#### PROBLEM
Find every line in the records that holds the string "this". Copy each one.

[Records that describe figures]
— START —

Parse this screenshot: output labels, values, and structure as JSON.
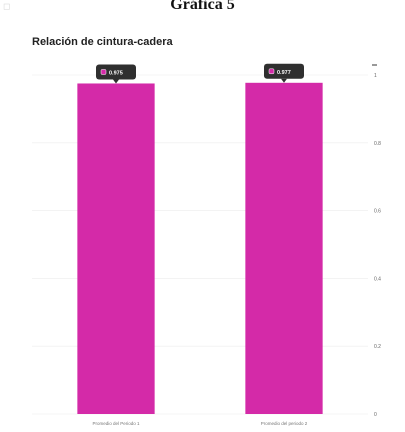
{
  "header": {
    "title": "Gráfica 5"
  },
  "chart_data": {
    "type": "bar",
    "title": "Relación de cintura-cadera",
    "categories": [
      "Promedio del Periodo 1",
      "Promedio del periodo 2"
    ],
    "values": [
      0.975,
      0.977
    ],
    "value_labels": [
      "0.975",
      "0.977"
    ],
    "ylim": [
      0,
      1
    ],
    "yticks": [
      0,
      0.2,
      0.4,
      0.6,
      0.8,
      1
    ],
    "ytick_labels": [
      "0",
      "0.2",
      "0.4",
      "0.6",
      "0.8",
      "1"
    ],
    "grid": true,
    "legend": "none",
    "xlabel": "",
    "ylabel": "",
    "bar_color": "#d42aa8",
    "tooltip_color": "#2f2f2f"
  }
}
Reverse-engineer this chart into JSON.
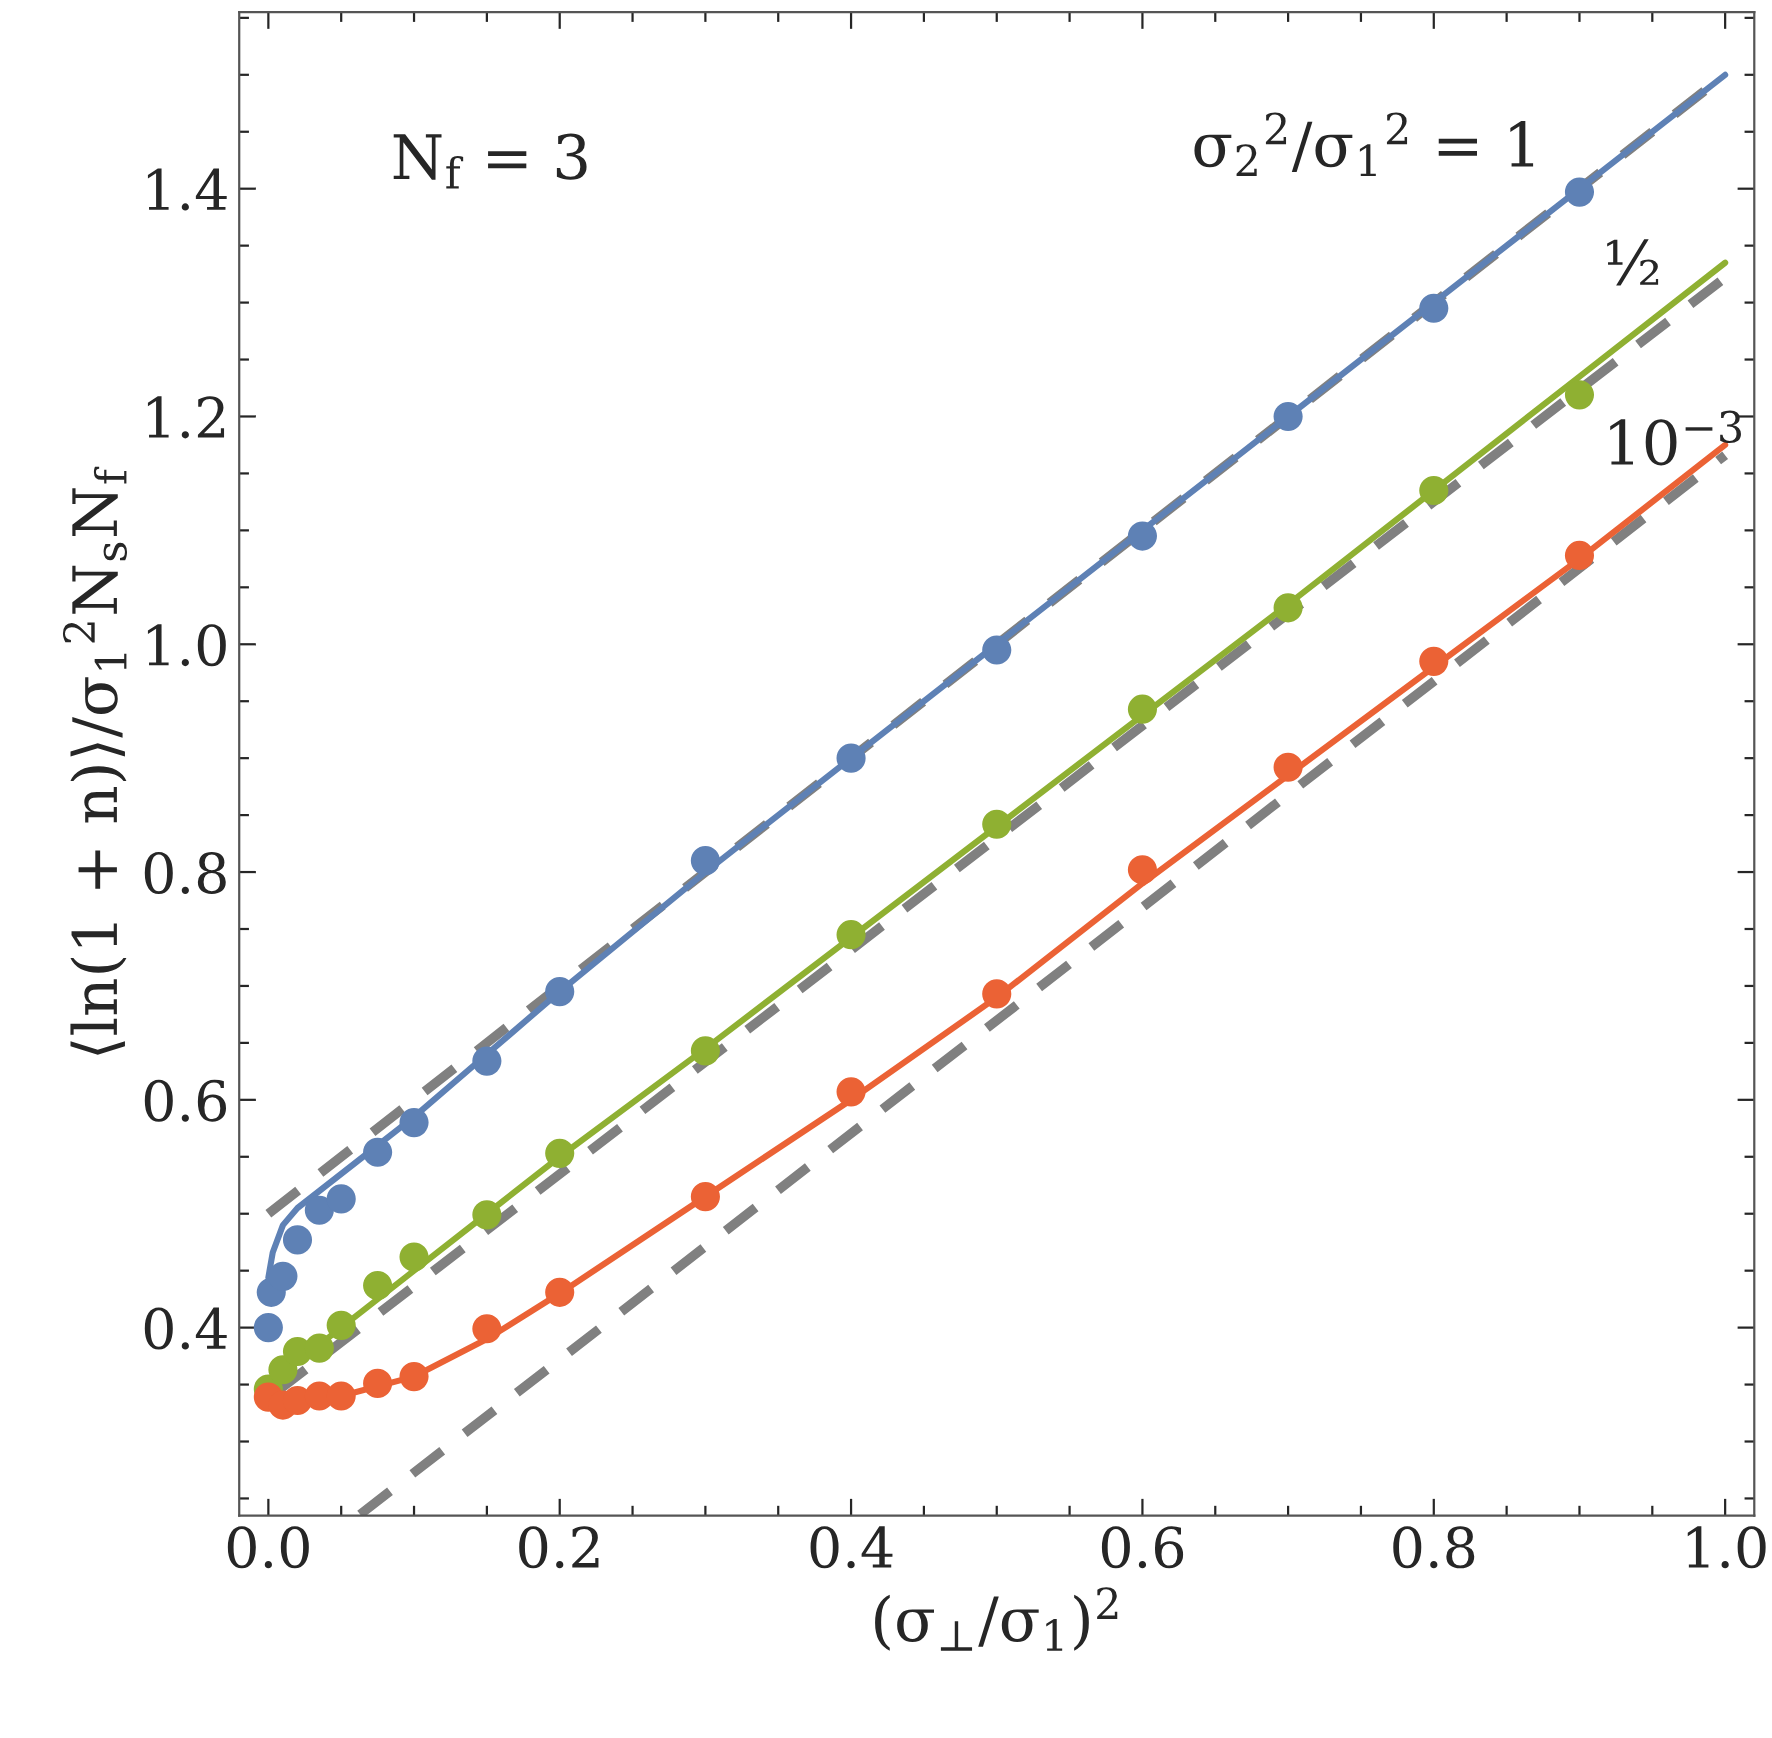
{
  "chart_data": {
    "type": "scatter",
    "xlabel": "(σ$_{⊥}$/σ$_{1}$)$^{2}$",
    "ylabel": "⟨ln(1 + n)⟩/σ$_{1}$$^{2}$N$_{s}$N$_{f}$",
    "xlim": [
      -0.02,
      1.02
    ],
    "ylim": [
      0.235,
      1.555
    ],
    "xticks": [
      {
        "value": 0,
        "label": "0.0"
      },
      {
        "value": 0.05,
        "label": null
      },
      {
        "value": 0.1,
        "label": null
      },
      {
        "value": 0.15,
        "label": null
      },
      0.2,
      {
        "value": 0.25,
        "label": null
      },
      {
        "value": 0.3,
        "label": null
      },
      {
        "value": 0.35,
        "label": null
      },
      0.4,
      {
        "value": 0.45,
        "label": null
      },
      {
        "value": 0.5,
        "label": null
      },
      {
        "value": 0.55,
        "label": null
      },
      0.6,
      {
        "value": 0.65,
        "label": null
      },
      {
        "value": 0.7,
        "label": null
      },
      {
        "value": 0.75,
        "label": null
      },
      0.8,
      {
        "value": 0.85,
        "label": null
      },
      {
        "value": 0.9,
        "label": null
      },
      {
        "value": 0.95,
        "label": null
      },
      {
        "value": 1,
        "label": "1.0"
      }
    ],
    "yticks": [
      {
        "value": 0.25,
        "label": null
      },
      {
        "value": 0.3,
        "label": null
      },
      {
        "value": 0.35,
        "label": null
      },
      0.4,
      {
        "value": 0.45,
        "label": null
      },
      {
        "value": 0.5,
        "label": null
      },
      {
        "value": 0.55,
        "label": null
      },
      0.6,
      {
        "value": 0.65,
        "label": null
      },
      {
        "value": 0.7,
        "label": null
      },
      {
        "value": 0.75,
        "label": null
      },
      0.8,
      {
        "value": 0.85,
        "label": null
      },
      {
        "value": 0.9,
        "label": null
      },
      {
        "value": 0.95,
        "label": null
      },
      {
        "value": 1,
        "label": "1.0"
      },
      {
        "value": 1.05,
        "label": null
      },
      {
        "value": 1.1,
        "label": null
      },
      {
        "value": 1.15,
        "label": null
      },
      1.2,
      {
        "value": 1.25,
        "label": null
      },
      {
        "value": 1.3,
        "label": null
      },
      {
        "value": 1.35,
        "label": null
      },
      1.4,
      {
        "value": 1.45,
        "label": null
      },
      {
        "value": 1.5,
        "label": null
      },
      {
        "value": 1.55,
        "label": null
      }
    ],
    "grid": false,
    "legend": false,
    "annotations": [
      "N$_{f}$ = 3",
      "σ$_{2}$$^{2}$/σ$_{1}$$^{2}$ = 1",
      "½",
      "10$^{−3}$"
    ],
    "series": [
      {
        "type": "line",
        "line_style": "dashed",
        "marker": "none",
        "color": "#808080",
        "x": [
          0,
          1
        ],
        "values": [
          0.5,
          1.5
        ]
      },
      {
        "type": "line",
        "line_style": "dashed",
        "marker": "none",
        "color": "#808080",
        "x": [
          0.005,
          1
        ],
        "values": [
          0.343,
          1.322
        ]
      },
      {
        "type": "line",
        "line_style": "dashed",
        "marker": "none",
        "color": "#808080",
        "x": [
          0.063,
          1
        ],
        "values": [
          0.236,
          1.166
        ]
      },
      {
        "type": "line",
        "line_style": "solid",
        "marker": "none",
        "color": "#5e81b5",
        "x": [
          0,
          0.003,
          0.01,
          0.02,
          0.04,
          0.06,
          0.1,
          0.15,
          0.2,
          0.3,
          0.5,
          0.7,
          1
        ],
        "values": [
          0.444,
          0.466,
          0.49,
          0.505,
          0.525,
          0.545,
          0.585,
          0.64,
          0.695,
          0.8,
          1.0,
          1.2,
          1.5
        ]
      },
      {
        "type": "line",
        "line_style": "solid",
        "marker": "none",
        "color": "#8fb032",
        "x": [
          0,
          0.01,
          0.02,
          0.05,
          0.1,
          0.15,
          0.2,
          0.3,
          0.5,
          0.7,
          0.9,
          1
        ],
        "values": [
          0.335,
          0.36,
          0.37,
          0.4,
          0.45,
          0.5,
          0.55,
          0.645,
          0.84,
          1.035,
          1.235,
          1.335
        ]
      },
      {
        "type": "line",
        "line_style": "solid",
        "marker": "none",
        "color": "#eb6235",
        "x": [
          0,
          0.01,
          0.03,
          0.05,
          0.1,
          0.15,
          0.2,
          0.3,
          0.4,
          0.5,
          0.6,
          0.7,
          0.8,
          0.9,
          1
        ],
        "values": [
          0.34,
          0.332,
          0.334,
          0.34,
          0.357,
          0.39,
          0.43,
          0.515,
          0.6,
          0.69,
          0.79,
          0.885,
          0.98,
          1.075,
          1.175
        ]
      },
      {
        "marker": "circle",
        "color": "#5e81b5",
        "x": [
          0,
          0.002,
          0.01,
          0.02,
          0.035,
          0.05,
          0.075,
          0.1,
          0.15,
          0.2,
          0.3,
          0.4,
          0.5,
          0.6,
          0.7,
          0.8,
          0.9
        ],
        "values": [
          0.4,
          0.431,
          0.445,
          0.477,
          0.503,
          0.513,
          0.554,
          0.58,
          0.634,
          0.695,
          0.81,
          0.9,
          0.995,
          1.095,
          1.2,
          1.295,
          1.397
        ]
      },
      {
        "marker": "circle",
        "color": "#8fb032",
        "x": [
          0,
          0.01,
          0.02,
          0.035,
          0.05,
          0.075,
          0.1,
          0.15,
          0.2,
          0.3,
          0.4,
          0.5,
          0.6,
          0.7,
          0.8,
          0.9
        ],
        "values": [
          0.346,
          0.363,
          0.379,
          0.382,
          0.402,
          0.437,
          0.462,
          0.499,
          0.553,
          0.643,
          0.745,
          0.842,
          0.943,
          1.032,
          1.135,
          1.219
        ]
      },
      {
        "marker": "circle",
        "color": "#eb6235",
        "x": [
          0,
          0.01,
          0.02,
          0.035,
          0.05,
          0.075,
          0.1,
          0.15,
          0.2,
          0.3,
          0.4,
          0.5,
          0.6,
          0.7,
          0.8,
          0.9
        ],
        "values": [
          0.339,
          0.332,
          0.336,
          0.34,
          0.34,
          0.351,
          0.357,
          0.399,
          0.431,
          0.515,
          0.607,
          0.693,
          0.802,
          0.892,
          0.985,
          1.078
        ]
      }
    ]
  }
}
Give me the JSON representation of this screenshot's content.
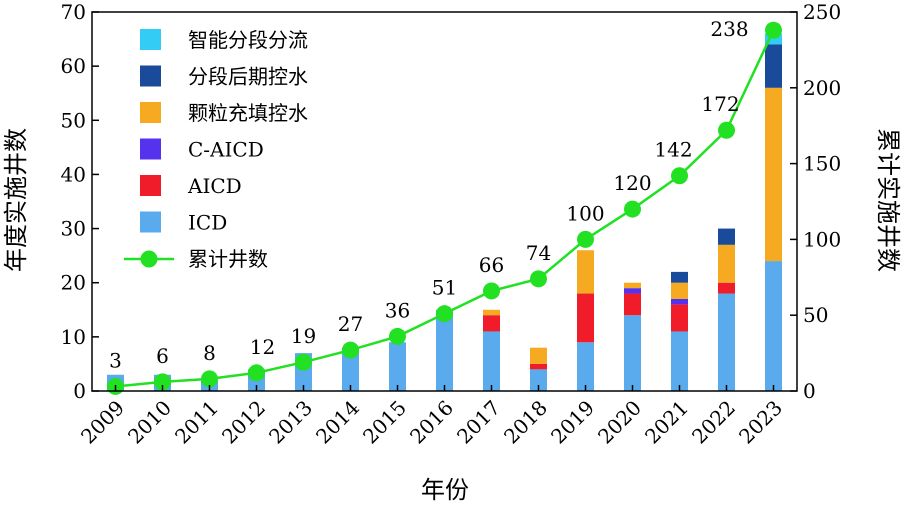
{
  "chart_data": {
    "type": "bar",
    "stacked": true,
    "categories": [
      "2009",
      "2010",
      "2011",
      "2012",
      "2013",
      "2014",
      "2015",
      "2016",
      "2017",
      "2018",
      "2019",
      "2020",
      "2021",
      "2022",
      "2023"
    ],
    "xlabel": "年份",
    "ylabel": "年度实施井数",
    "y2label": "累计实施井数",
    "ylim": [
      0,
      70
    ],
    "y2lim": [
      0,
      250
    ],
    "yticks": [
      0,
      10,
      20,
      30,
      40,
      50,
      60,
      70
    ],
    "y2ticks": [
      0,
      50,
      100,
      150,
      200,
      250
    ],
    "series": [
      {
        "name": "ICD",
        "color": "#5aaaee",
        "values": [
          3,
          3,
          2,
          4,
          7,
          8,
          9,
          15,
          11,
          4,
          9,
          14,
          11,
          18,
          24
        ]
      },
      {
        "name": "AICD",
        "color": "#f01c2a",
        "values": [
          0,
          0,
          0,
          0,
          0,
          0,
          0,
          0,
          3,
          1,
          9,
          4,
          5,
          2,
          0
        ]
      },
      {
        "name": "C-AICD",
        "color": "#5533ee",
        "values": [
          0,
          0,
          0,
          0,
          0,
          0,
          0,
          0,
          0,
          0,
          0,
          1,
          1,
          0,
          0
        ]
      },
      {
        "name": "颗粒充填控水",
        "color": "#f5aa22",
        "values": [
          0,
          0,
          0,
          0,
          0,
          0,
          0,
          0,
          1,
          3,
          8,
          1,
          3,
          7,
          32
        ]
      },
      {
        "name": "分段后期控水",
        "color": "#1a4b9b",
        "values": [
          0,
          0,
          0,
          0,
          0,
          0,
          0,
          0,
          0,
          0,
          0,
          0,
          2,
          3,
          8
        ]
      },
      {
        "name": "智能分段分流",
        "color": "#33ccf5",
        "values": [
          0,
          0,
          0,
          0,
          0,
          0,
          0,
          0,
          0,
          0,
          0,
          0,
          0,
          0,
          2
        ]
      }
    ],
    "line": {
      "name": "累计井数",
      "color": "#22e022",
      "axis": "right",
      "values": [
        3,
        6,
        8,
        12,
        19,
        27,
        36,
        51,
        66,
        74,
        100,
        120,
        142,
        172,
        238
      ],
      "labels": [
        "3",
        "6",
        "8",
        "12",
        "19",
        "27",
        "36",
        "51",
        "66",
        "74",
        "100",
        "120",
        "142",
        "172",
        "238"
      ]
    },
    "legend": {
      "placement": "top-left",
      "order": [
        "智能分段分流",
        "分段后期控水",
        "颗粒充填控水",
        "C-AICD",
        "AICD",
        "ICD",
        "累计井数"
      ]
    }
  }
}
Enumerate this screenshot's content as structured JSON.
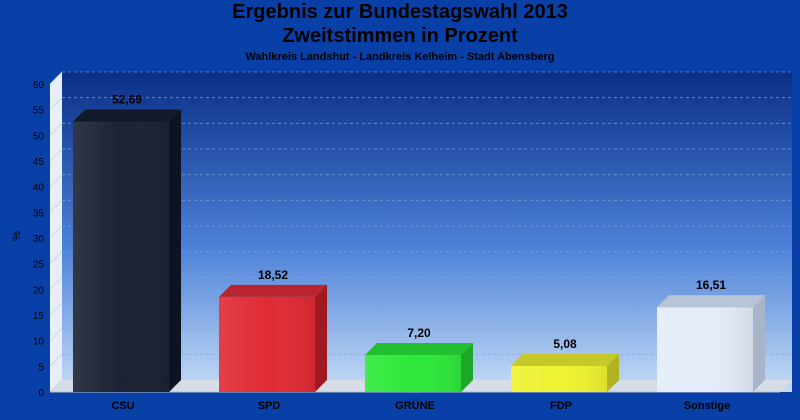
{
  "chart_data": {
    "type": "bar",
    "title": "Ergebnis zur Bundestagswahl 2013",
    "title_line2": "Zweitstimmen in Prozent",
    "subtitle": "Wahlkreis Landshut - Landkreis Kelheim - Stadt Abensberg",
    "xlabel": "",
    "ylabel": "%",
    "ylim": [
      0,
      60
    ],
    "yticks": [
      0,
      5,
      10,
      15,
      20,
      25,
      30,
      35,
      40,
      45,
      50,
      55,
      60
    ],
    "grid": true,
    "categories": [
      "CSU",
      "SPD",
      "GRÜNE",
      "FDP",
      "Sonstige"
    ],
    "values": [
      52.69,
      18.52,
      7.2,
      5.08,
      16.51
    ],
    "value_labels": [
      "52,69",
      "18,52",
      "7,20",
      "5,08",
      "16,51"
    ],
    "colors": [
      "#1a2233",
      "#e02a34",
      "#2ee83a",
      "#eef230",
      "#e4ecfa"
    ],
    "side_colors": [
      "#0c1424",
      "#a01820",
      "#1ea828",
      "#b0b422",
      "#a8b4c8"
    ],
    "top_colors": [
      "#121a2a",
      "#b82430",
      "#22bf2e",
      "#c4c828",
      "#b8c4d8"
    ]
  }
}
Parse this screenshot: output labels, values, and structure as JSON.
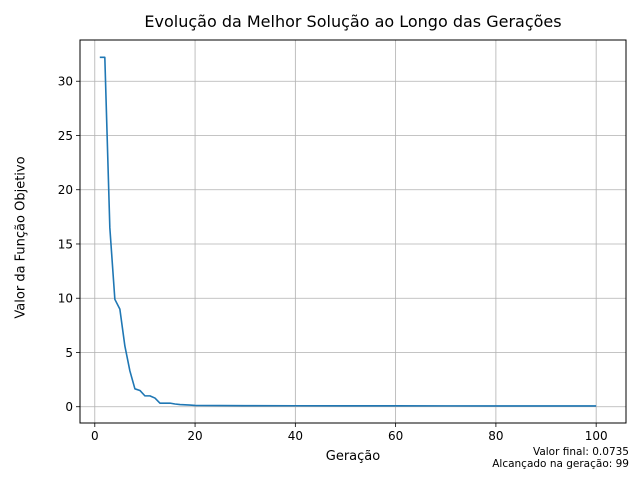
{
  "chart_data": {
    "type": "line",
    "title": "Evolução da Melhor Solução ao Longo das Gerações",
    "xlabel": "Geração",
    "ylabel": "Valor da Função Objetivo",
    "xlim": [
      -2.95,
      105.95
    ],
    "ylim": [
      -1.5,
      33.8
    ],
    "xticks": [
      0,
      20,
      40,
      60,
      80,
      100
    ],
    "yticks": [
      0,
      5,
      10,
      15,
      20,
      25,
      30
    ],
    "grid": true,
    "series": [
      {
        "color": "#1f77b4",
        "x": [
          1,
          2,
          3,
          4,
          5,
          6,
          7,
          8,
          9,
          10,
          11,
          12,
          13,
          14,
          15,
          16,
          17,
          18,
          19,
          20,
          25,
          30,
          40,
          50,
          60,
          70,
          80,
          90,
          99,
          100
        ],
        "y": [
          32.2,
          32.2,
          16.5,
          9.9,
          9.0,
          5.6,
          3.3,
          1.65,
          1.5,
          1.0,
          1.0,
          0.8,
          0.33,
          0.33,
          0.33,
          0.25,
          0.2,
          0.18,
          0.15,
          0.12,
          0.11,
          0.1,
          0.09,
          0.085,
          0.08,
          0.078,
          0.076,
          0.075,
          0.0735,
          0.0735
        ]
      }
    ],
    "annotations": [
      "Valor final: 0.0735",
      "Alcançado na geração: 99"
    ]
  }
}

— END —

#### SOLUTION BELOW
Parse this screenshot: output labels, values, and structure as JSON.
Reverse-engineer this chart into JSON.
Give me the JSON representation of this screenshot's content.
Enumerate this screenshot's content as structured JSON.
Parse this screenshot: output labels, values, and structure as JSON.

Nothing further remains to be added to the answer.